** What this task involves **
Copy every line with the string "testing" in it.

** Exercise data **
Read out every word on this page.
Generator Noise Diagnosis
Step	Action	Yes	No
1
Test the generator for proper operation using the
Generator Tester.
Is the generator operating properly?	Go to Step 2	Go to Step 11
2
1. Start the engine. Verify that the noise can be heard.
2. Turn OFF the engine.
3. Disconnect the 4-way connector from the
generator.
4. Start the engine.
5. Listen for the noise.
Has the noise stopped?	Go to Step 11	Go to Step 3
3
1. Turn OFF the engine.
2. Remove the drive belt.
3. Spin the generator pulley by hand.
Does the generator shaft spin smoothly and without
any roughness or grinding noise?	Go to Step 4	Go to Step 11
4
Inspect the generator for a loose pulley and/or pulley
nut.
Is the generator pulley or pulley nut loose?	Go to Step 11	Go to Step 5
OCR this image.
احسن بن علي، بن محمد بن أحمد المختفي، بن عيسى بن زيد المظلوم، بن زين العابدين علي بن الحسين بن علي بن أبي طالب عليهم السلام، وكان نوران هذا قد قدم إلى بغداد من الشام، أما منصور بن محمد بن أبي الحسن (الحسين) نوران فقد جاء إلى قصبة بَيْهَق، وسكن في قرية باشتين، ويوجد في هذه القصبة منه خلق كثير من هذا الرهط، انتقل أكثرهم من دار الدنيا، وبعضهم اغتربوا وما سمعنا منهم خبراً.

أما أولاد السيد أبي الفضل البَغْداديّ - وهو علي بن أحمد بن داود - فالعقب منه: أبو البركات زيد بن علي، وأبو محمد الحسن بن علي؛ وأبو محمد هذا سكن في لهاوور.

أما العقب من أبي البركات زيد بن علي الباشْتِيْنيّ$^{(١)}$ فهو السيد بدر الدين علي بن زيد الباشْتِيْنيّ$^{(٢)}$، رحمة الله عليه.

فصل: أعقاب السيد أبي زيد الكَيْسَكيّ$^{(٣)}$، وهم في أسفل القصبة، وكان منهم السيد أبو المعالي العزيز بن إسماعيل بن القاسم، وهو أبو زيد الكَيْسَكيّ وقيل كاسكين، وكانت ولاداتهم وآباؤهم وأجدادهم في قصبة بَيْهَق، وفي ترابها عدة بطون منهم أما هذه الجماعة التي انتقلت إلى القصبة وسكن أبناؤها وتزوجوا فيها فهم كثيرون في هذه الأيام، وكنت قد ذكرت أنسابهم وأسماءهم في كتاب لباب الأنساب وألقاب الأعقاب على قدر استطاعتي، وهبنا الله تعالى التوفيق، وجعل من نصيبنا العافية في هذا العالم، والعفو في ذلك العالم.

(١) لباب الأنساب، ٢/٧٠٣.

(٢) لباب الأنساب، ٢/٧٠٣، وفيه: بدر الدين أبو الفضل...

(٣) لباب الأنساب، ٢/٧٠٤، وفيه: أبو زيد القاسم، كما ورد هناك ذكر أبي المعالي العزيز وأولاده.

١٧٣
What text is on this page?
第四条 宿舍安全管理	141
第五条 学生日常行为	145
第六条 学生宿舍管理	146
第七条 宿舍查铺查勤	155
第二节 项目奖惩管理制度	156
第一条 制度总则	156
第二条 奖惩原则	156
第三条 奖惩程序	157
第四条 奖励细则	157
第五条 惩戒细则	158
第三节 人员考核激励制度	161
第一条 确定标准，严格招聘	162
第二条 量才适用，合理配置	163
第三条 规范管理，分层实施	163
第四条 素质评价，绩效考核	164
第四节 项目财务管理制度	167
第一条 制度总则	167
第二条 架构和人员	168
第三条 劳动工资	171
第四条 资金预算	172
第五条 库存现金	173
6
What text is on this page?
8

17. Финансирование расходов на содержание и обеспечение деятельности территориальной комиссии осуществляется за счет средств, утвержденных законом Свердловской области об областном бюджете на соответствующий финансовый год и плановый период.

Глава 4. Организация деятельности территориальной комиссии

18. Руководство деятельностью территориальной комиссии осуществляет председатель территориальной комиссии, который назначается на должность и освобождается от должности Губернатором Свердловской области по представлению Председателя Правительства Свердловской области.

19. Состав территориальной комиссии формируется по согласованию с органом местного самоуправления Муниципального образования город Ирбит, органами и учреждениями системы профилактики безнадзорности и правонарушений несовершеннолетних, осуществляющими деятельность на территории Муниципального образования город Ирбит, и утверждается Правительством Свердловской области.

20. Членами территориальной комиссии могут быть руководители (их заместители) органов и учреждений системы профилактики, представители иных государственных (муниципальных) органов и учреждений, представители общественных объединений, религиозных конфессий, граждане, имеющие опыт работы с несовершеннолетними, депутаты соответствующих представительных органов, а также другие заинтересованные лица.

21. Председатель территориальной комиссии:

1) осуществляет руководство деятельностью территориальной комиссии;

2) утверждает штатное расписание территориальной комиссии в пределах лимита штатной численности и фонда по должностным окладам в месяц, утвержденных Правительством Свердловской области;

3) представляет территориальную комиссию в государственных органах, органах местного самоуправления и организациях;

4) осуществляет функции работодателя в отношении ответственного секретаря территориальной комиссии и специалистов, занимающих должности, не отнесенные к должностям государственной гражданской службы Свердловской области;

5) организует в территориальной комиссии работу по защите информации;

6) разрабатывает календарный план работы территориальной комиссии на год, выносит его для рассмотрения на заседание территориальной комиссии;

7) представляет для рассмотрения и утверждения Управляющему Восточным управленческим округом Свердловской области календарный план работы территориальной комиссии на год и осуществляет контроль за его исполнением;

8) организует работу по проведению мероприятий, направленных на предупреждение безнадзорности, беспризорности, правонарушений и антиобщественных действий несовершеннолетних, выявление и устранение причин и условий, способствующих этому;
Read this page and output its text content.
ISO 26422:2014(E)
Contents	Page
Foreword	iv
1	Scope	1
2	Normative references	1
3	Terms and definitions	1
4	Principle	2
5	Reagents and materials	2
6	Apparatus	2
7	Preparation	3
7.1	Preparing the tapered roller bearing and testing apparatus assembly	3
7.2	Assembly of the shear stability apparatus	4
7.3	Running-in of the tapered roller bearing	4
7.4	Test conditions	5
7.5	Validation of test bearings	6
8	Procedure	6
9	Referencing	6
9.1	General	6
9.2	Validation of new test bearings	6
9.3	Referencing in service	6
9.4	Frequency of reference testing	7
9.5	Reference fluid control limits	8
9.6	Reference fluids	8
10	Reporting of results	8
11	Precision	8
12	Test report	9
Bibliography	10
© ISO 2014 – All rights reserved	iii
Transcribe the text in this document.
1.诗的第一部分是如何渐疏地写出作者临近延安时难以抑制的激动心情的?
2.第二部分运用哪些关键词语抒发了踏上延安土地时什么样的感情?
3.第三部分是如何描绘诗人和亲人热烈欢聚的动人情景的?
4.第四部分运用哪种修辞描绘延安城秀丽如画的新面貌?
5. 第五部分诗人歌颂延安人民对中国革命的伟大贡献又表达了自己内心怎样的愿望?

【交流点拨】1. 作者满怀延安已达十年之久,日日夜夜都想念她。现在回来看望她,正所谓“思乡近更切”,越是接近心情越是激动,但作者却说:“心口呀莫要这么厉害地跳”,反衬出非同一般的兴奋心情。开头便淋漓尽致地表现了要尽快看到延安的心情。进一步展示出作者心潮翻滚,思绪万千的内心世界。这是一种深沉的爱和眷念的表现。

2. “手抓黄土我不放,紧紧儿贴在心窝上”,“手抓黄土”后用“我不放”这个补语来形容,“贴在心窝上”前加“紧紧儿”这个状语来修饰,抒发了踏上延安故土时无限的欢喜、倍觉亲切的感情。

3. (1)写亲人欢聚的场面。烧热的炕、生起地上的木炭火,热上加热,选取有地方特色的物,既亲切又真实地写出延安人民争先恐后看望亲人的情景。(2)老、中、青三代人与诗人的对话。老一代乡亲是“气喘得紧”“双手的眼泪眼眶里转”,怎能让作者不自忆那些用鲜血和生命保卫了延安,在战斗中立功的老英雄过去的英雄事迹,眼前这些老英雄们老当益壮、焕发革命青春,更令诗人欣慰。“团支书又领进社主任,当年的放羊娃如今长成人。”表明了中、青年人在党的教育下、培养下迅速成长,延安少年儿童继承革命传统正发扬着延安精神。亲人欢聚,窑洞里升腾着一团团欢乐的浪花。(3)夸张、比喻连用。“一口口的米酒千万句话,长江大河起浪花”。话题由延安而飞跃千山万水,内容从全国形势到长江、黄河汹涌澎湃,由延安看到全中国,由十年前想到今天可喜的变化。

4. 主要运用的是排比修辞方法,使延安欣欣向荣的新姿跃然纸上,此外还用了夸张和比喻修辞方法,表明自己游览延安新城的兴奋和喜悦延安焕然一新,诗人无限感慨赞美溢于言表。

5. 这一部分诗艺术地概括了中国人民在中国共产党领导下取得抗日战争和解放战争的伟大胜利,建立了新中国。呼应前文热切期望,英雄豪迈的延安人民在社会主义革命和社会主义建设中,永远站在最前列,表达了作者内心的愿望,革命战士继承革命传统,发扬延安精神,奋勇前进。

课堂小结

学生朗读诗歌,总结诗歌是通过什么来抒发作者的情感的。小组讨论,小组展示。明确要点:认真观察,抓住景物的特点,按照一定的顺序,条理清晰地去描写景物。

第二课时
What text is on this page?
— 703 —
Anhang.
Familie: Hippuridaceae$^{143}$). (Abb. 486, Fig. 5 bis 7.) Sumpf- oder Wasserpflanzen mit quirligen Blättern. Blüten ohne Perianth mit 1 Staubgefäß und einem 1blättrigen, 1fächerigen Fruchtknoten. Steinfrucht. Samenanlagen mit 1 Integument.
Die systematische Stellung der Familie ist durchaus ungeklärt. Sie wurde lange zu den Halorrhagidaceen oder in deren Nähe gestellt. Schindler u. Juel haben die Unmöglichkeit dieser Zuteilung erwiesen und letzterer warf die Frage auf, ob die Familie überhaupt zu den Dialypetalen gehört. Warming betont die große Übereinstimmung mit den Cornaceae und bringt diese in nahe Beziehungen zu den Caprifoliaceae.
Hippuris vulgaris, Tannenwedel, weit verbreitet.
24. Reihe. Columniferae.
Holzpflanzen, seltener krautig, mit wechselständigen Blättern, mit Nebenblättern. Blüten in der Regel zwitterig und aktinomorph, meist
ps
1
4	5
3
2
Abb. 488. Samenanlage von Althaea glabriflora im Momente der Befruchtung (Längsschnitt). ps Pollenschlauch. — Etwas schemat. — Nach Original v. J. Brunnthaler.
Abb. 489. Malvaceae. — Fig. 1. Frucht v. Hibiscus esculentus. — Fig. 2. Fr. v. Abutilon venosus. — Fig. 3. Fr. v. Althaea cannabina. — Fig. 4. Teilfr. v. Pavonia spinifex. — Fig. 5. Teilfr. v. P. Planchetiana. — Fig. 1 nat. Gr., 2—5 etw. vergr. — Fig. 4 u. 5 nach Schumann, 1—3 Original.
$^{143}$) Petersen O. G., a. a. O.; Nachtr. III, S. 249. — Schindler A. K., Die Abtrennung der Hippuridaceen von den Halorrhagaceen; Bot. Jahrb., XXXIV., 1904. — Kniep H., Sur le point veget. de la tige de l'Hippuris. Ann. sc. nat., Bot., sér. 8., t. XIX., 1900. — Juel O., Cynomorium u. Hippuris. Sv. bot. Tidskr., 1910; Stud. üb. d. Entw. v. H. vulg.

** Correct output **
7.1	Preparing the tapered roller bearing and testing apparatus assembly	3
9.4	Frequency of reference testing	7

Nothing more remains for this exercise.